▶ _Task prompt_
An exact copy of the records is required, minus the pictures they hold.

━━━━━ Material to process

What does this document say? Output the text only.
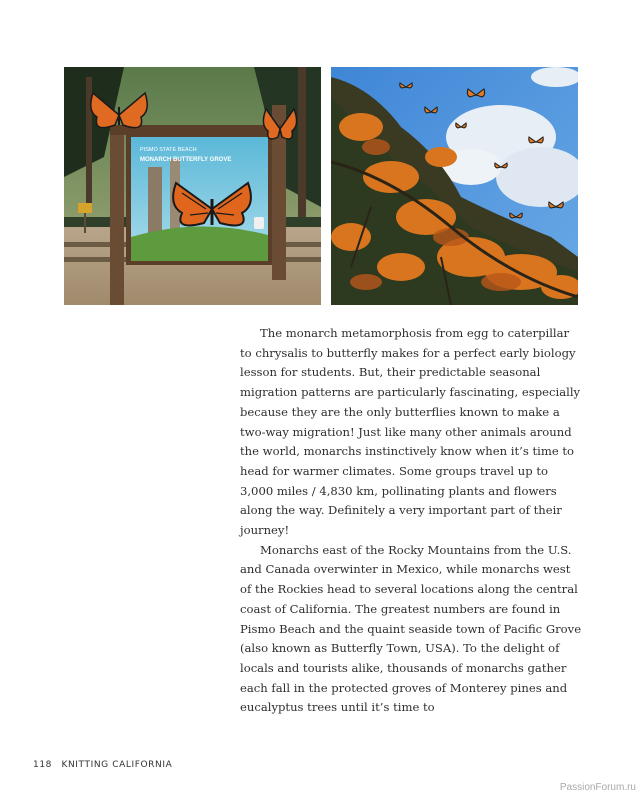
PISMO STATE BEACH
MONARCH BUTTERFLY GROVE

The monarch metamorphosis from egg to caterpillar to chrysalis to butterfly makes for a perfect early biology lesson for students. But, their predictable seasonal migration patterns are particularly fascinating, especially because they are the only butterflies known to make a two-way migration! Just like many other animals around the world, monarchs instinctively know when it’s time to head for warmer climates. Some groups travel up to 3,000 miles / 4,830 km, pollinating plants and flowers along the way. Definitely a very important part of their journey!

Monarchs east of the Rocky Mountains from the U.S. and Canada overwinter in Mexico, while monarchs west of the Rockies head to several locations along the central coast of California. The greatest numbers are found in Pismo Beach and the quaint seaside town of Pacific Grove (also known as Butterfly Town, USA). To the delight of locals and tourists alike, thousands of monarchs gather each fall in the protected groves of Monterey pines and eucalyptus trees until it’s time to

118 KNITTING CALIFORNIA
PassionForum.ru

━━━━━━━━━━

▶ _Output of the exercise_
What does this document say? Output the text only.
PISMO STATE BEACH
MONARCH BUTTERFLY GROVE

The monarch metamorphosis from egg to caterpillar to chrysalis to butterfly makes for a perfect early biology lesson for students. But, their predictable seasonal migration patterns are particularly fascinating, especially because they are the only butterflies known to make a two-way migration! Just like many other animals around the world, monarchs instinctively know when it’s time to head for warmer climates. Some groups travel up to 3,000 miles / 4,830 km, pollinating plants and flowers along the way. Definitely a very important part of their journey!

Monarchs east of the Rocky Mountains from the U.S. and Canada overwinter in Mexico, while monarchs west of the Rockies head to several locations along the central coast of California. The greatest numbers are found in Pismo Beach and the quaint seaside town of Pacific Grove (also known as Butterfly Town, USA). To the delight of locals and tourists alike, thousands of monarchs gather each fall in the protected groves of Monterey pines and eucalyptus trees until it’s time to

118 KNITTING CALIFORNIA
PassionForum.ru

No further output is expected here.